(Data items)
****************

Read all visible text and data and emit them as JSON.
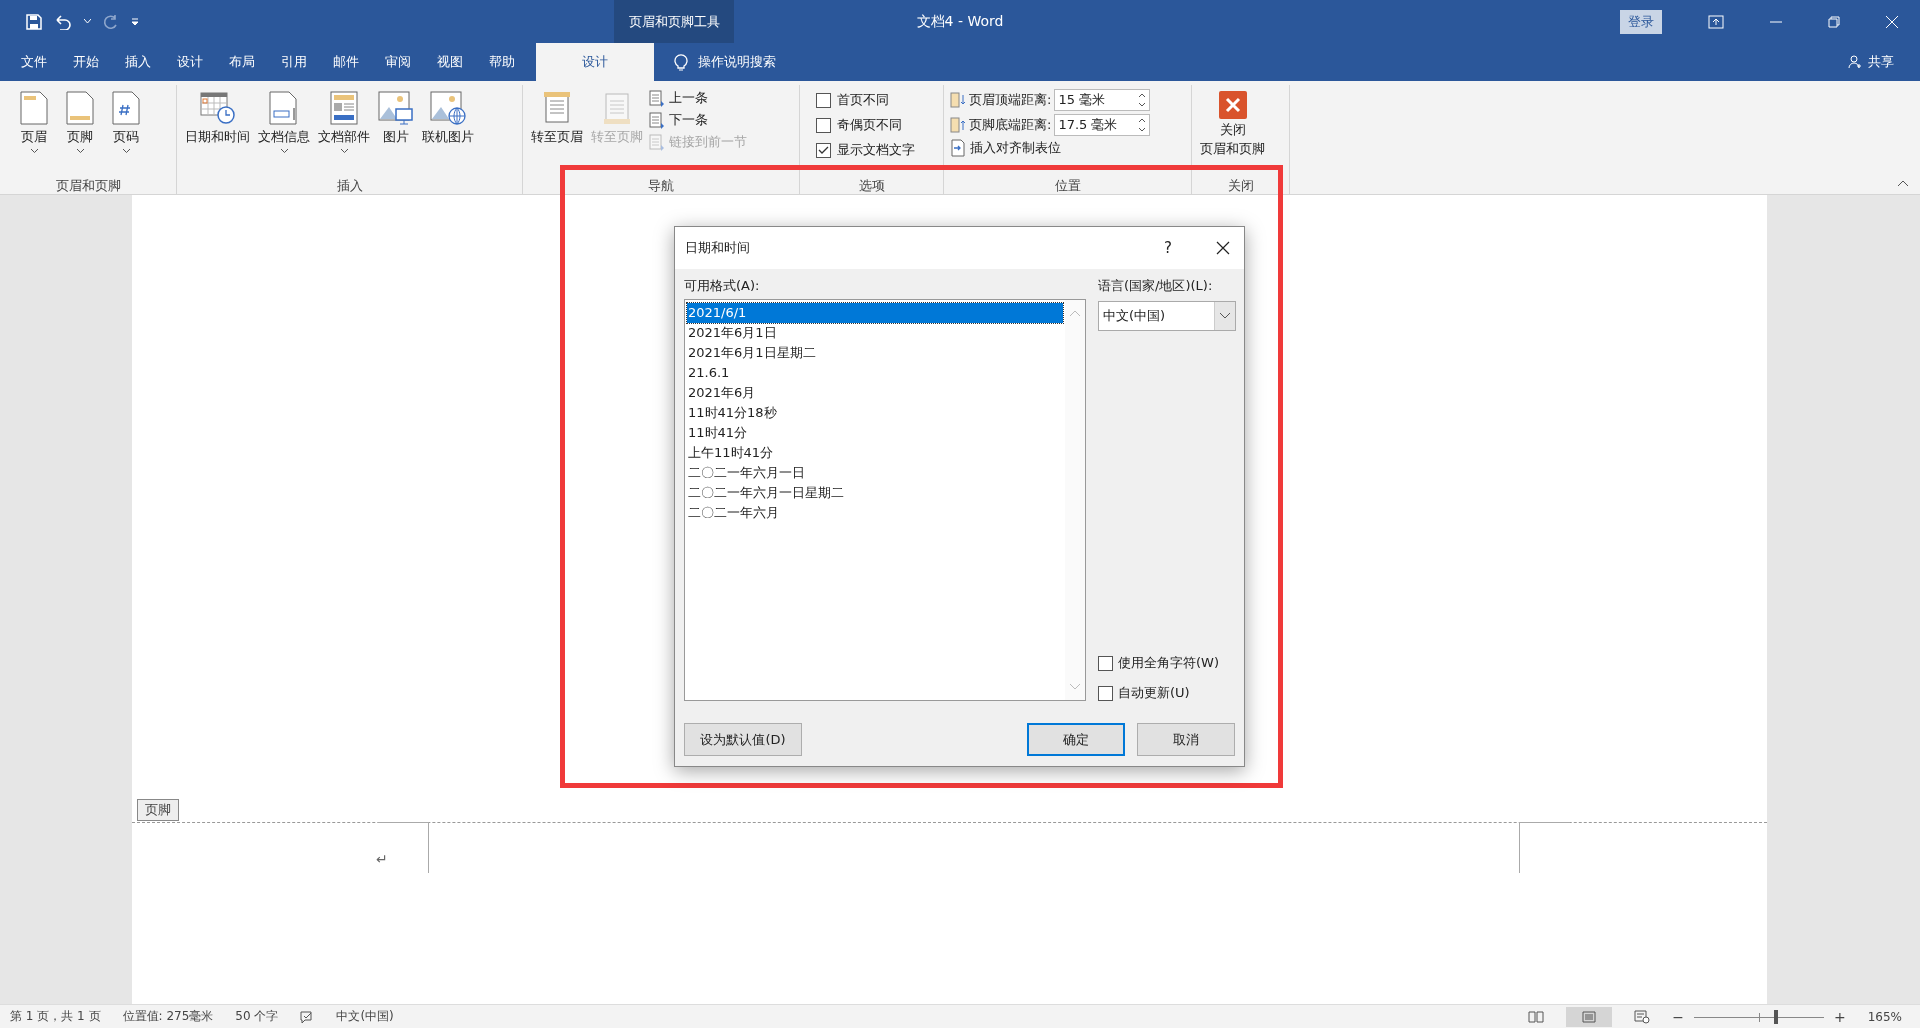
{
  "title_bar": {
    "context_tools": "页眉和页脚工具",
    "title": "文档4  -  Word",
    "login": "登录"
  },
  "tabs": [
    {
      "label": "文件",
      "selected": false
    },
    {
      "label": "开始",
      "selected": false
    },
    {
      "label": "插入",
      "selected": false
    },
    {
      "label": "设计",
      "selected": false
    },
    {
      "label": "布局",
      "selected": false
    },
    {
      "label": "引用",
      "selected": false
    },
    {
      "label": "邮件",
      "selected": false
    },
    {
      "label": "审阅",
      "selected": false
    },
    {
      "label": "视图",
      "selected": false
    },
    {
      "label": "帮助",
      "selected": false
    },
    {
      "label": "设计",
      "selected": true
    }
  ],
  "tell_me": "操作说明搜索",
  "share": "共享",
  "ribbon": {
    "header_footer": {
      "label": "页眉和页脚",
      "buttons": [
        {
          "label": "页眉",
          "dropdown": true
        },
        {
          "label": "页脚",
          "dropdown": true
        },
        {
          "label": "页码",
          "dropdown": true
        }
      ]
    },
    "insert": {
      "label": "插入",
      "buttons": [
        {
          "label": "日期和时间",
          "dropdown": false
        },
        {
          "label": "文档信息",
          "dropdown": true
        },
        {
          "label": "文档部件",
          "dropdown": true
        },
        {
          "label": "图片",
          "dropdown": false
        },
        {
          "label": "联机图片",
          "dropdown": false
        }
      ]
    },
    "navigation": {
      "label": "导航",
      "large": [
        {
          "label": "转至页眉",
          "disabled": false
        },
        {
          "label": "转至页脚",
          "disabled": true
        }
      ],
      "small": [
        {
          "label": "上一条",
          "disabled": false
        },
        {
          "label": "下一条",
          "disabled": false
        },
        {
          "label": "链接到前一节",
          "disabled": true
        }
      ]
    },
    "options": {
      "label": "选项",
      "checkboxes": [
        {
          "label": "首页不同",
          "checked": false
        },
        {
          "label": "奇偶页不同",
          "checked": false
        },
        {
          "label": "显示文档文字",
          "checked": true
        }
      ]
    },
    "position": {
      "label": "位置",
      "spinners": [
        {
          "label": "页眉顶端距离:",
          "value": "15 毫米"
        },
        {
          "label": "页脚底端距离:",
          "value": "17.5 毫米"
        }
      ],
      "insert_tab": "插入对齐制表位"
    },
    "close": {
      "label": "关闭",
      "button_lines": [
        "关闭",
        "页眉和页脚"
      ]
    }
  },
  "document": {
    "footer_tag": "页脚",
    "paragraph_mark": "↵"
  },
  "dialog": {
    "title": "日期和时间",
    "help": "?",
    "formats_label": "可用格式(A):",
    "formats": [
      {
        "text": "2021/6/1",
        "selected": true
      },
      {
        "text": "2021年6月1日",
        "selected": false
      },
      {
        "text": "2021年6月1日星期二",
        "selected": false
      },
      {
        "text": "21.6.1",
        "selected": false
      },
      {
        "text": "2021年6月",
        "selected": false
      },
      {
        "text": "11时41分18秒",
        "selected": false
      },
      {
        "text": "11时41分",
        "selected": false
      },
      {
        "text": "上午11时41分",
        "selected": false
      },
      {
        "text": "二〇二一年六月一日",
        "selected": false
      },
      {
        "text": "二〇二一年六月一日星期二",
        "selected": false
      },
      {
        "text": "二〇二一年六月",
        "selected": false
      }
    ],
    "language_label": "语言(国家/地区)(L):",
    "language": "中文(中国)",
    "checkboxes": [
      {
        "label": "使用全角字符(W)",
        "checked": false
      },
      {
        "label": "自动更新(U)",
        "checked": false
      }
    ],
    "buttons": [
      {
        "label": "设为默认值(D)",
        "default": false
      },
      {
        "label": "确定",
        "default": true
      },
      {
        "label": "取消",
        "default": false
      }
    ]
  },
  "status_bar": {
    "page": "第 1 页，共 1 页",
    "position": "位置值: 275毫米",
    "words": "50 个字",
    "language": "中文(中国)",
    "zoom": {
      "level": 0.63,
      "minus": "−",
      "plus": "+",
      "percent": "165%"
    }
  }
}
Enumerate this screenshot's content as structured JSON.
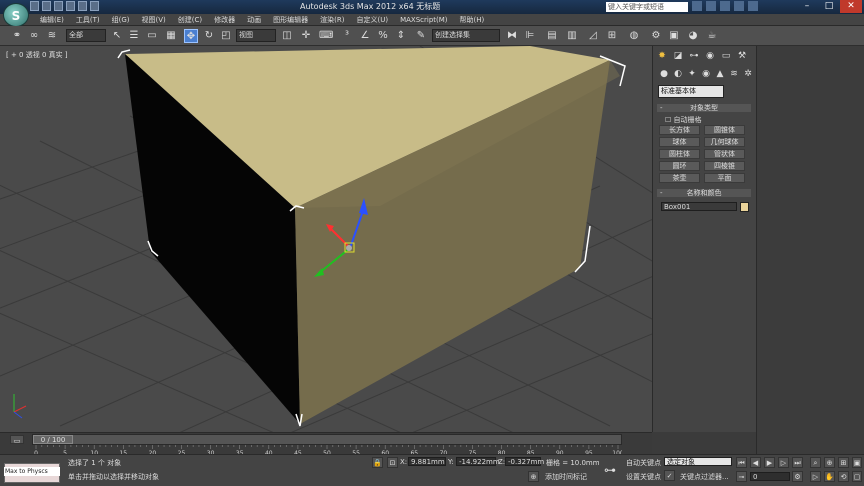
{
  "window": {
    "title": "Autodesk 3ds Max  2012 x64     无标题",
    "search_placeholder": "键入关键字或短语"
  },
  "menu": [
    "编辑(E)",
    "工具(T)",
    "组(G)",
    "视图(V)",
    "创建(C)",
    "修改器",
    "动画",
    "图形编辑器",
    "渲染(R)",
    "自定义(U)",
    "MAXScript(M)",
    "帮助(H)"
  ],
  "toolbar": {
    "filter_select": "全部",
    "view_select": "视图",
    "selection_set": "创建选择集"
  },
  "viewport": {
    "label": "[ + 0 透视 0 真实 ]"
  },
  "command_panel": {
    "primitive_select": "标准基本体",
    "object_type_header": "对象类型",
    "autogrid_label": "自动栅格",
    "buttons": [
      "长方体",
      "圆锥体",
      "球体",
      "几何球体",
      "圆柱体",
      "管状体",
      "圆环",
      "四棱锥",
      "茶壶",
      "平面"
    ],
    "name_color_header": "名称和颜色",
    "object_name": "Box001",
    "object_color": "#e9d39a",
    "minus": "-"
  },
  "timeline": {
    "frame_readout": "0 / 100",
    "ticks": [
      "0",
      "5",
      "10",
      "15",
      "20",
      "25",
      "30",
      "35",
      "40",
      "45",
      "50",
      "55",
      "60",
      "65",
      "70",
      "75",
      "80",
      "85",
      "90",
      "95",
      "100"
    ]
  },
  "status": {
    "maxscript": "Max to Physcs",
    "selected": "选择了 1 个 对象",
    "prompt": "单击并拖动以选择并移动对象",
    "x": "9.881mm",
    "y": "-14.922mm",
    "z": "-0.327mm",
    "x_label": "X:",
    "y_label": "Y:",
    "z_label": "Z:",
    "grid": "栅格 = 10.0mm",
    "add_key": "添加时间标记",
    "auto_key": "自动关键点",
    "set_key": "设置关键点",
    "key_filters": "关键点过滤器...",
    "selected_object": "选定对象",
    "frame": "0"
  }
}
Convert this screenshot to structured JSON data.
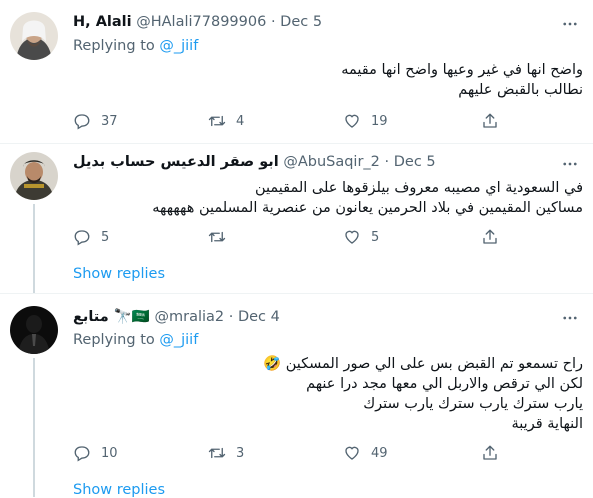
{
  "tweets": [
    {
      "name": "H, Alali",
      "handle": "@HAlali77899906",
      "sep": "·",
      "date": "Dec 5",
      "replying_prefix": "Replying to",
      "replying_to": "@_jiif",
      "lines": [
        "واضح انها في غير وعيها واضح انها مقيمه",
        "نطالب بالقبض عليهم"
      ],
      "replies": "37",
      "retweets": "4",
      "likes": "19"
    },
    {
      "name": "ابو صقر الدعيس حساب بديل",
      "handle": "@AbuSaqir_2",
      "sep": "·",
      "date": "Dec 5",
      "lines": [
        "في السعودية اي مصيبه معروف بيلزقوها على المقيمين",
        "مساكين المقيمين في بلاد الحرمين يعانون من عنصرية المسلمين هههههه"
      ],
      "replies": "5",
      "retweets": "",
      "likes": "5",
      "show_replies": "Show replies"
    },
    {
      "name": "متابع 🔭🇸🇦",
      "handle": "@mralia2",
      "sep": "·",
      "date": "Dec 4",
      "replying_prefix": "Replying to",
      "replying_to": "@_jiif",
      "lines": [
        "راح تسمعو تم القبض بس على الي صور المسكين 🤣",
        "لكن الي ترقص والاربل الي معها مجد درا عنهم",
        "يارب سترك يارب سترك يارب سترك",
        "النهاية قريبة"
      ],
      "replies": "10",
      "retweets": "3",
      "likes": "49",
      "show_replies": "Show replies"
    }
  ],
  "icons": {
    "reply": "reply-icon",
    "retweet": "retweet-icon",
    "like": "heart-icon",
    "share": "share-icon",
    "more": "more-icon"
  },
  "colors": {
    "link": "#1d9bf0",
    "secondary": "#536471",
    "divider": "#eff3f4"
  }
}
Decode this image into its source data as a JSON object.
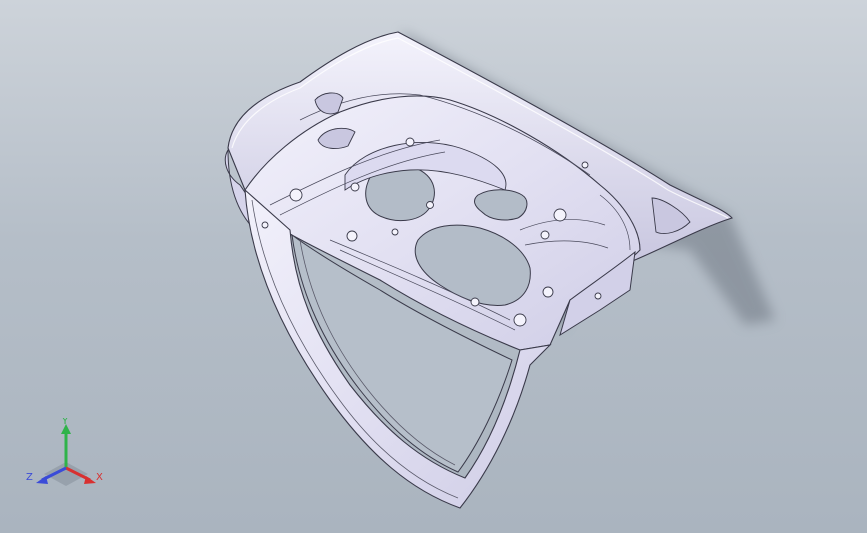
{
  "viewport": {
    "background_top": "#cdd3da",
    "background_bottom": "#aab4bf"
  },
  "model": {
    "name": "trunk-lid-inner-panel",
    "fill_color": "#e6e4f4",
    "edge_color": "#3a3a4a",
    "shadow_color": "#7c858f"
  },
  "triad": {
    "x_label": "X",
    "y_label": "Y",
    "z_label": "Z",
    "x_color": "#d83030",
    "y_color": "#2fb34a",
    "z_color": "#3a4bd8"
  }
}
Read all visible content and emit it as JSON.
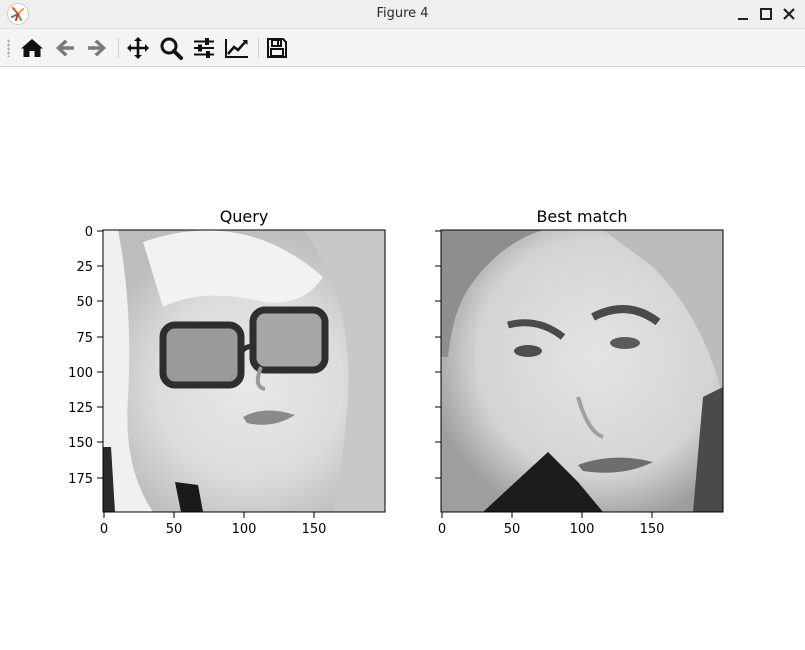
{
  "window": {
    "title": "Figure 4",
    "app_icon": "matplotlib-icon",
    "controls": [
      "minimize-icon",
      "maximize-icon",
      "close-icon"
    ]
  },
  "toolbar": {
    "tools": [
      {
        "name": "home-icon",
        "tooltip": "Reset original view"
      },
      {
        "name": "back-arrow-icon",
        "tooltip": "Back to previous view"
      },
      {
        "name": "forward-arrow-icon",
        "tooltip": "Forward to next view"
      },
      {
        "name": "pan-icon",
        "tooltip": "Pan axes"
      },
      {
        "name": "zoom-icon",
        "tooltip": "Zoom to rectangle"
      },
      {
        "name": "configure-subplots-icon",
        "tooltip": "Configure subplots"
      },
      {
        "name": "edit-axis-icon",
        "tooltip": "Edit axis"
      },
      {
        "name": "save-icon",
        "tooltip": "Save the figure"
      }
    ]
  },
  "figure": {
    "panels": [
      {
        "title": "Query",
        "xticks": [
          "0",
          "50",
          "100",
          "150"
        ],
        "yticks": [
          "0",
          "25",
          "50",
          "75",
          "100",
          "125",
          "150",
          "175"
        ],
        "image": "grayscale face photo, person with blonde hair and dark-framed glasses",
        "xlim": [
          0,
          200
        ],
        "ylim": [
          200,
          0
        ]
      },
      {
        "title": "Best match",
        "xticks": [
          "0",
          "50",
          "100",
          "150"
        ],
        "image": "grayscale face photo, person with dark hair looking sideways",
        "xlim": [
          0,
          200
        ],
        "ylim": [
          200,
          0
        ]
      }
    ]
  }
}
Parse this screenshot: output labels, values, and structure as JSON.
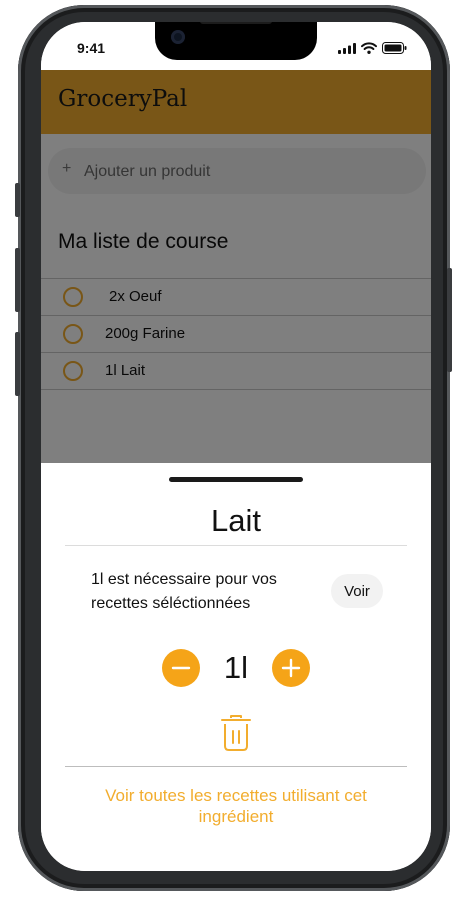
{
  "status_bar": {
    "time": "9:41"
  },
  "app": {
    "title": "GroceryPal"
  },
  "search": {
    "placeholder": "Ajouter un produit"
  },
  "list": {
    "title": "Ma liste de course",
    "items": [
      {
        "label": "2x Oeuf"
      },
      {
        "label": "200g Farine"
      },
      {
        "label": "1l Lait"
      }
    ]
  },
  "sheet": {
    "title": "Lait",
    "info": "1l est nécessaire pour vos recettes séléctionnées",
    "voir_label": "Voir",
    "quantity": "1l",
    "link_label": "Voir toutes les recettes utilisant cet ingrédient"
  },
  "colors": {
    "accent": "#f2ad2e",
    "button": "#f5a418"
  },
  "icons": [
    "plus-icon",
    "minus-icon",
    "trash-icon",
    "radio-circle-icon",
    "signal-icon",
    "wifi-icon",
    "battery-icon"
  ]
}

****************

* **What to work on**
Filter out all lines lacking the word "replies" and copy the rest.

* **Exercise solution**
      "replies": "37",
      "replies": "5",
      "show_replies": "Show replies"
      "replies": "10",
      "show_replies": "Show replies"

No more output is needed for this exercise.